_Objective_.
Return the rows below unchanged, from the start of the rows through the line that contains "The support bracket 1 is at (134, 98).", including that line.

## start Material for this exercise

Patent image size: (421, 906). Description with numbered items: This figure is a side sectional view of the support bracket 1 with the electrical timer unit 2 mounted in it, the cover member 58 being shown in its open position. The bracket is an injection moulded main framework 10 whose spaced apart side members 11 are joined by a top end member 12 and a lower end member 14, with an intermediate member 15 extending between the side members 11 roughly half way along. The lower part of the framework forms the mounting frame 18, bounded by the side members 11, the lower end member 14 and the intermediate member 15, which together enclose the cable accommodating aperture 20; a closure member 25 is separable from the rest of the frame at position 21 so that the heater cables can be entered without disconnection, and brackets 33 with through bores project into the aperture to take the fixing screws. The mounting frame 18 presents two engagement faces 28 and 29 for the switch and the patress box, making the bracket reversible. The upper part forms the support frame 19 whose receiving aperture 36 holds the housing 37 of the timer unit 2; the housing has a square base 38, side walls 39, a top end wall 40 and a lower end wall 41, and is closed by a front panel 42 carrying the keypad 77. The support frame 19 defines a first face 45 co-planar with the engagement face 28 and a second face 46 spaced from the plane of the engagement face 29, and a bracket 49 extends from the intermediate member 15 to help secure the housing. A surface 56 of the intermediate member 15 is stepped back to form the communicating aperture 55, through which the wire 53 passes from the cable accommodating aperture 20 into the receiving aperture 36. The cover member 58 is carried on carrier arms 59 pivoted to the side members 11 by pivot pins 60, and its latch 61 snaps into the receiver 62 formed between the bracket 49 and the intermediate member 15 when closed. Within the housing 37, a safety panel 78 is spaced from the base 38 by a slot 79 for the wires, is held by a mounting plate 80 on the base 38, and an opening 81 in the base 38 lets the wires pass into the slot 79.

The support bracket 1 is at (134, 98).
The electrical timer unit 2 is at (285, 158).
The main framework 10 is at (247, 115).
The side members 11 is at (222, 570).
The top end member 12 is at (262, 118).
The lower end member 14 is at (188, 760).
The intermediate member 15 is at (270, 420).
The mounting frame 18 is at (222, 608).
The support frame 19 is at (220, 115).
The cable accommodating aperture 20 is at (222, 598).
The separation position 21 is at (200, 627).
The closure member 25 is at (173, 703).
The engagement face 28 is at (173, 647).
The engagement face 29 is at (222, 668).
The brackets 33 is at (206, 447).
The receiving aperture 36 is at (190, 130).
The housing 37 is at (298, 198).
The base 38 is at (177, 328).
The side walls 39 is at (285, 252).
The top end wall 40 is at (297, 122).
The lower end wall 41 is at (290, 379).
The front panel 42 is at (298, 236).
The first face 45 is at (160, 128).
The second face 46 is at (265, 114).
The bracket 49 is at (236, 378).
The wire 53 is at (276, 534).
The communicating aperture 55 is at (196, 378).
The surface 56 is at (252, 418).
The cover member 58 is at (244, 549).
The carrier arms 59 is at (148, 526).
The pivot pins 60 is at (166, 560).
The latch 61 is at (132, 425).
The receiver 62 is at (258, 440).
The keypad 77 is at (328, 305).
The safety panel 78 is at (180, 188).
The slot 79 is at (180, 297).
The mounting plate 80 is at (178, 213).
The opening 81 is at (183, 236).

## end Material for this exercise

_Answer to this task_.
Patent image size: (421, 906). Description with numbered items: This figure is a side sectional view of the support bracket 1 with the electrical timer unit 2 mounted in it, the cover member 58 being shown in its open position. The bracket is an injection moulded main framework 10 whose spaced apart side members 11 are joined by a top end member 12 and a lower end member 14, with an intermediate member 15 extending between the side members 11 roughly half way along. The lower part of the framework forms the mounting frame 18, bounded by the side members 11, the lower end member 14 and the intermediate member 15, which together enclose the cable accommodating aperture 20; a closure member 25 is separable from the rest of the frame at position 21 so that the heater cables can be entered without disconnection, and brackets 33 with through bores project into the aperture to take the fixing screws. The mounting frame 18 presents two engagement faces 28 and 29 for the switch and the patress box, making the bracket reversible. The upper part forms the support frame 19 whose receiving aperture 36 holds the housing 37 of the timer unit 2; the housing has a square base 38, side walls 39, a top end wall 40 and a lower end wall 41, and is closed by a front panel 42 carrying the keypad 77. The support frame 19 defines a first face 45 co-planar with the engagement face 28 and a second face 46 spaced from the plane of the engagement face 29, and a bracket 49 extends from the intermediate member 15 to help secure the housing. A surface 56 of the intermediate member 15 is stepped back to form the communicating aperture 55, through which the wire 53 passes from the cable accommodating aperture 20 into the receiving aperture 36. The cover member 58 is carried on carrier arms 59 pivoted to the side members 11 by pivot pins 60, and its latch 61 snaps into the receiver 62 formed between the bracket 49 and the intermediate member 15 when closed. Within the housing 37, a safety panel 78 is spaced from the base 38 by a slot 79 for the wires, is held by a mounting plate 80 on the base 38, and an opening 81 in the base 38 lets the wires pass into the slot 79.

The support bracket 1 is at (134, 98).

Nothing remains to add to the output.